Exercise directions → Check each line of the material below for "summary", then copy the ones that contain it.

Items from a data source →
_ _ _ _
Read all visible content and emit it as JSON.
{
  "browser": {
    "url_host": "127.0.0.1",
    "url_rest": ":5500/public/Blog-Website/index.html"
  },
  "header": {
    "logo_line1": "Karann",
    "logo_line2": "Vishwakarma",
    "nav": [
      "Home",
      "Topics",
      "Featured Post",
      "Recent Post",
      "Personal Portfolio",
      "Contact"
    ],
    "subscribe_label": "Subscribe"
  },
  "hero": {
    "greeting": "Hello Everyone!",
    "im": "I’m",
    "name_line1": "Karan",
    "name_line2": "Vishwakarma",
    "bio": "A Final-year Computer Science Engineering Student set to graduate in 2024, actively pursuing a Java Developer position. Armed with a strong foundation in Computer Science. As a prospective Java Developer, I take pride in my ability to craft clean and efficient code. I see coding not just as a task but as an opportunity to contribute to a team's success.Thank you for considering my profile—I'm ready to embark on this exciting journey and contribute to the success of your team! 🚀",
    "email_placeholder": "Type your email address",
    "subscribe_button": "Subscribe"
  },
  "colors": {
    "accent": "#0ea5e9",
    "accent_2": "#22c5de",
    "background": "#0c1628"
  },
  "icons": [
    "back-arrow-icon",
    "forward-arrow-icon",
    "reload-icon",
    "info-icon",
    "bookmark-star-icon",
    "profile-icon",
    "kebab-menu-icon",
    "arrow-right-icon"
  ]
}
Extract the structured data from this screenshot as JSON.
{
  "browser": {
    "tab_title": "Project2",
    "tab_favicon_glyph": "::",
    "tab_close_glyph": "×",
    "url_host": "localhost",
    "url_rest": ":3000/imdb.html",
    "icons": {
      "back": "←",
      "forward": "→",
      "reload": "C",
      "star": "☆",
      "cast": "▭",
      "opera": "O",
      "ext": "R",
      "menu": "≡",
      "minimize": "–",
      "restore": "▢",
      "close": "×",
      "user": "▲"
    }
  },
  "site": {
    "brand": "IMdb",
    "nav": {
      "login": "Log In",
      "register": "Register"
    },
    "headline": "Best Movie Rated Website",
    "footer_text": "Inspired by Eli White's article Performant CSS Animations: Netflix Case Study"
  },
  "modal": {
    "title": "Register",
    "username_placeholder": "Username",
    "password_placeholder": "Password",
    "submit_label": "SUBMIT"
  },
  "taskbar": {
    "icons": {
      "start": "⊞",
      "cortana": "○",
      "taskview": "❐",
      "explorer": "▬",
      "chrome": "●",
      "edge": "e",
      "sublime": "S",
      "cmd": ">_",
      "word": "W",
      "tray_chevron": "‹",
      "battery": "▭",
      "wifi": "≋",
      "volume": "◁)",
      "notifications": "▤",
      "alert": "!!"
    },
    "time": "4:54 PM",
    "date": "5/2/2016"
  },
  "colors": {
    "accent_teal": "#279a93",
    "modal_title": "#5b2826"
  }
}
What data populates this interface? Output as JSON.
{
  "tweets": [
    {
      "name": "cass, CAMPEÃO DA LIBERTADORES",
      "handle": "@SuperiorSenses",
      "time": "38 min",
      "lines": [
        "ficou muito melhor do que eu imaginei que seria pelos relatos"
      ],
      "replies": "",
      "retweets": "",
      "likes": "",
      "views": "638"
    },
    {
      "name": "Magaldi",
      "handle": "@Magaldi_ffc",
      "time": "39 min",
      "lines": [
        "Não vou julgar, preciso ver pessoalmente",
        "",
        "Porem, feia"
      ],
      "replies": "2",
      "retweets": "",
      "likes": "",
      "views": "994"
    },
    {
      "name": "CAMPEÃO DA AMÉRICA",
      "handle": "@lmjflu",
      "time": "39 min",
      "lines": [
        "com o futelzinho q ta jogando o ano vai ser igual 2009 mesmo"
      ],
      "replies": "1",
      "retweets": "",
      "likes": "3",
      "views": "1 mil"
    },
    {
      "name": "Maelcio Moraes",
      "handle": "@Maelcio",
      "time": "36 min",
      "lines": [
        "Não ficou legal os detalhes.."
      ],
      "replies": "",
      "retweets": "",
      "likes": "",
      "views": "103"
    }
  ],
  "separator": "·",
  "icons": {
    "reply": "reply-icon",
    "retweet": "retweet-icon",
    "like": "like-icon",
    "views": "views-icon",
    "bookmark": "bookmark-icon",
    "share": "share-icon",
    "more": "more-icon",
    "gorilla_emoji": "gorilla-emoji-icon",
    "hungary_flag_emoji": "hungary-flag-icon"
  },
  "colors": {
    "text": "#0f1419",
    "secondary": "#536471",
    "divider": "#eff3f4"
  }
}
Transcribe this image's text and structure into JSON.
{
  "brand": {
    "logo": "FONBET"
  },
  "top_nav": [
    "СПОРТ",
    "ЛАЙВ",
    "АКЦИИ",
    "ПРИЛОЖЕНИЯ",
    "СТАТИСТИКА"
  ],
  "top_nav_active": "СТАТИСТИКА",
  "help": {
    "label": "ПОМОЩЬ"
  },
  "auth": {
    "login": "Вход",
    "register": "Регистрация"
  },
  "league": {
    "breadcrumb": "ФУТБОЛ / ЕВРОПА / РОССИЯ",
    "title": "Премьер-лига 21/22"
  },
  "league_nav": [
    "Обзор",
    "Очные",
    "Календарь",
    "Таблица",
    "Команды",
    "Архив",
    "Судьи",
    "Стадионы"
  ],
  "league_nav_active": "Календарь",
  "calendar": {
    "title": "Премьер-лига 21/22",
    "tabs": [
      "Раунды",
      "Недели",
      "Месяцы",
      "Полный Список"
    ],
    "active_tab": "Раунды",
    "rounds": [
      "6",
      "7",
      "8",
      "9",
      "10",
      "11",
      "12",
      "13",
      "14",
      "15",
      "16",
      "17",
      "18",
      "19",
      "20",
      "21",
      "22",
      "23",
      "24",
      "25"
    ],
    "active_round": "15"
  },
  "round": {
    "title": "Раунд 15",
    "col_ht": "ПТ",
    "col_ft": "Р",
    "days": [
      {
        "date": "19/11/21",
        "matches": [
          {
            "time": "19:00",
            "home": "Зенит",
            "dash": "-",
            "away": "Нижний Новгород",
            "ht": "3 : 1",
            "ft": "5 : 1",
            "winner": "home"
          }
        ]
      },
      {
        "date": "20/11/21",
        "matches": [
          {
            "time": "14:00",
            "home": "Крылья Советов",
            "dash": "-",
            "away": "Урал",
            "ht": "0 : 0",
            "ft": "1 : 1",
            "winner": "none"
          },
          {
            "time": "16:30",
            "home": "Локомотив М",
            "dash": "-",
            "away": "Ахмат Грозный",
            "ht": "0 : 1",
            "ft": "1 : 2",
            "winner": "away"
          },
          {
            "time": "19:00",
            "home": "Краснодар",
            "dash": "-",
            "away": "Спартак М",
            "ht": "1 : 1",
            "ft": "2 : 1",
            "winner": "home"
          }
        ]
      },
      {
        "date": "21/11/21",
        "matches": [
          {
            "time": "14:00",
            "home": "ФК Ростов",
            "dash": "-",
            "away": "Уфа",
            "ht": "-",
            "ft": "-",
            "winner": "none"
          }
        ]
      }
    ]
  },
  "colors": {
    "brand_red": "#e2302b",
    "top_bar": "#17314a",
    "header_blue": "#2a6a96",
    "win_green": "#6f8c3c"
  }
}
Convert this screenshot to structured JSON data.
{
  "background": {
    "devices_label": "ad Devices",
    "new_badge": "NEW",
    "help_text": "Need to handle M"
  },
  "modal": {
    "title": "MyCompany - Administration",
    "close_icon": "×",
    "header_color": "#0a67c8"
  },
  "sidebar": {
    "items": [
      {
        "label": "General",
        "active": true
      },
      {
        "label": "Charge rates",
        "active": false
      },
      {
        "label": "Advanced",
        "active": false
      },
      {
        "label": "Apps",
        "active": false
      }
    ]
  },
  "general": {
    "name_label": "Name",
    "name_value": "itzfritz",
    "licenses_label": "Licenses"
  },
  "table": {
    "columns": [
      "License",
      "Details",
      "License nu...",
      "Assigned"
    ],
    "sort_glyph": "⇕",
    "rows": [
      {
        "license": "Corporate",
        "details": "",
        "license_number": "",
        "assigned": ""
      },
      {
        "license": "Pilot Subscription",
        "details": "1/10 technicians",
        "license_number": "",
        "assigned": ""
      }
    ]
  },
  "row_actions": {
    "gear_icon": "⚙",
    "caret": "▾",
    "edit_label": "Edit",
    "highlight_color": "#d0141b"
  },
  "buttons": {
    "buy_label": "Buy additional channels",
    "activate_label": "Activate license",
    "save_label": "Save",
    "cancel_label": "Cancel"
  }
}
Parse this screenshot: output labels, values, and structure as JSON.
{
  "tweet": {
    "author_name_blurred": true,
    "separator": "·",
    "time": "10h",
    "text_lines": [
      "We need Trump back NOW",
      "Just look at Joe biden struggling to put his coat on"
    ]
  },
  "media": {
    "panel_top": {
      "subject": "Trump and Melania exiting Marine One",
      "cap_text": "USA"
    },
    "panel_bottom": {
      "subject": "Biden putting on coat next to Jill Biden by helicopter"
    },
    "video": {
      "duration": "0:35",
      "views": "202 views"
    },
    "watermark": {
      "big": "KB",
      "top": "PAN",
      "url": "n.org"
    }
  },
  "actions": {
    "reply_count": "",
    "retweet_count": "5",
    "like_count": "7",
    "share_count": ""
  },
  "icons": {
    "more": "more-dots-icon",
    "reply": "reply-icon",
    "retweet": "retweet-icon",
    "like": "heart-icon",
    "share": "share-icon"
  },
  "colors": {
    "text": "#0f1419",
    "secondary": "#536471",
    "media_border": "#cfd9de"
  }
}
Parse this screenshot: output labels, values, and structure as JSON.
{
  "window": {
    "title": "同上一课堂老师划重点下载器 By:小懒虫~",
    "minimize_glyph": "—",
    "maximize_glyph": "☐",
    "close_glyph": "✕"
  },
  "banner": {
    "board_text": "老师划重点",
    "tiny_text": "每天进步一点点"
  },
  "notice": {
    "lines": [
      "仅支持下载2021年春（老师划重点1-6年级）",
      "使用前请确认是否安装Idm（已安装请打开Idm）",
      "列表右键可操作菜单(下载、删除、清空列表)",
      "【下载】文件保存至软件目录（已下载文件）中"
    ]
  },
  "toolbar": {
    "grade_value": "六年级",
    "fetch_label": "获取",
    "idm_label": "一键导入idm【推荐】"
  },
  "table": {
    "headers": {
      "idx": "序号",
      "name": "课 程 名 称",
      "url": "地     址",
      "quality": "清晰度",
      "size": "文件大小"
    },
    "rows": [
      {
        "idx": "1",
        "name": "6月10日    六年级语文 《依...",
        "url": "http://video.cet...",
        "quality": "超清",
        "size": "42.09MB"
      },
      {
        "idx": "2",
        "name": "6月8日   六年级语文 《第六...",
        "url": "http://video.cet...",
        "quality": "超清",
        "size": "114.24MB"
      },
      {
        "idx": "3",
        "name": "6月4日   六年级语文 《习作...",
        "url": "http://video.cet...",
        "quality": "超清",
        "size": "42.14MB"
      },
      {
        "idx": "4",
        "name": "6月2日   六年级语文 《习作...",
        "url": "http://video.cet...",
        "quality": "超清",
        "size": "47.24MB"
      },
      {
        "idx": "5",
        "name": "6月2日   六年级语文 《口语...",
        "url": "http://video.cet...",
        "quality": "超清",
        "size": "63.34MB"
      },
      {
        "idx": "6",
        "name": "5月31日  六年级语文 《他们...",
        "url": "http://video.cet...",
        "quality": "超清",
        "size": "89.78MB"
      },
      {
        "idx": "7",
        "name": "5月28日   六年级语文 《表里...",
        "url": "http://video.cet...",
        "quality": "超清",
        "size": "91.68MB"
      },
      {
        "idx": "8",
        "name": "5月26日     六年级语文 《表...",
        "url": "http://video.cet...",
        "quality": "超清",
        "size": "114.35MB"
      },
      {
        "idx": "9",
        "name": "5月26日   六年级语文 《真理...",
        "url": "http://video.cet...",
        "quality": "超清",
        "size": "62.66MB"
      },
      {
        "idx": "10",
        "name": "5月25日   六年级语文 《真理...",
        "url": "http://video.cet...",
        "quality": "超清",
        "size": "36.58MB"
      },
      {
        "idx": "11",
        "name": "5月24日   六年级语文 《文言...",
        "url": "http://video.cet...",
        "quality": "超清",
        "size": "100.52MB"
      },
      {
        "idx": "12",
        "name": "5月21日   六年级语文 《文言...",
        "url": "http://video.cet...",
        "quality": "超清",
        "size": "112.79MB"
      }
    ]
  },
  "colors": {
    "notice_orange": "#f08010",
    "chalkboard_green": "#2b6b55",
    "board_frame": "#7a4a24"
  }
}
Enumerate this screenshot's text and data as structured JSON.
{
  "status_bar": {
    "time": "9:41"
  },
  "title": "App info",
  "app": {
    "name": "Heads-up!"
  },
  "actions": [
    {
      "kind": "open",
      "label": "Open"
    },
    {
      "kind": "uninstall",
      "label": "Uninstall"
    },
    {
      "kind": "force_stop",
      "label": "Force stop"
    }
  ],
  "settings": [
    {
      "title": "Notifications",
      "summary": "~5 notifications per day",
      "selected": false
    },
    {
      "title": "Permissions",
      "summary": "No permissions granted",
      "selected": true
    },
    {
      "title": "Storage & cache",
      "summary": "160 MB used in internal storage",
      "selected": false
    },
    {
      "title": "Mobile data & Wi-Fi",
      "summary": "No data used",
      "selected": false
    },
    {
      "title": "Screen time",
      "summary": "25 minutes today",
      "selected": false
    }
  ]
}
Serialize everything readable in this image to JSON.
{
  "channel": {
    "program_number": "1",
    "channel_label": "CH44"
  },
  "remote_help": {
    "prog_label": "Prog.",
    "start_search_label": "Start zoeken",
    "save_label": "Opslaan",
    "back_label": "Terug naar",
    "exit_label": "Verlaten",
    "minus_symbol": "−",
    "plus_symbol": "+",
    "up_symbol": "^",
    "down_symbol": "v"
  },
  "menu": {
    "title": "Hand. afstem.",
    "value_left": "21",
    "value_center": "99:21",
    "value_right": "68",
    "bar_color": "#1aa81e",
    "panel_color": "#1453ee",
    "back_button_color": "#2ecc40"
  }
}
_ _ _ _
Full response →
      "summary": "~5 notifications per day",
      "summary": "No permissions granted",
      "summary": "160 MB used in internal storage",
      "summary": "No data used",
      "summary": "25 minutes today",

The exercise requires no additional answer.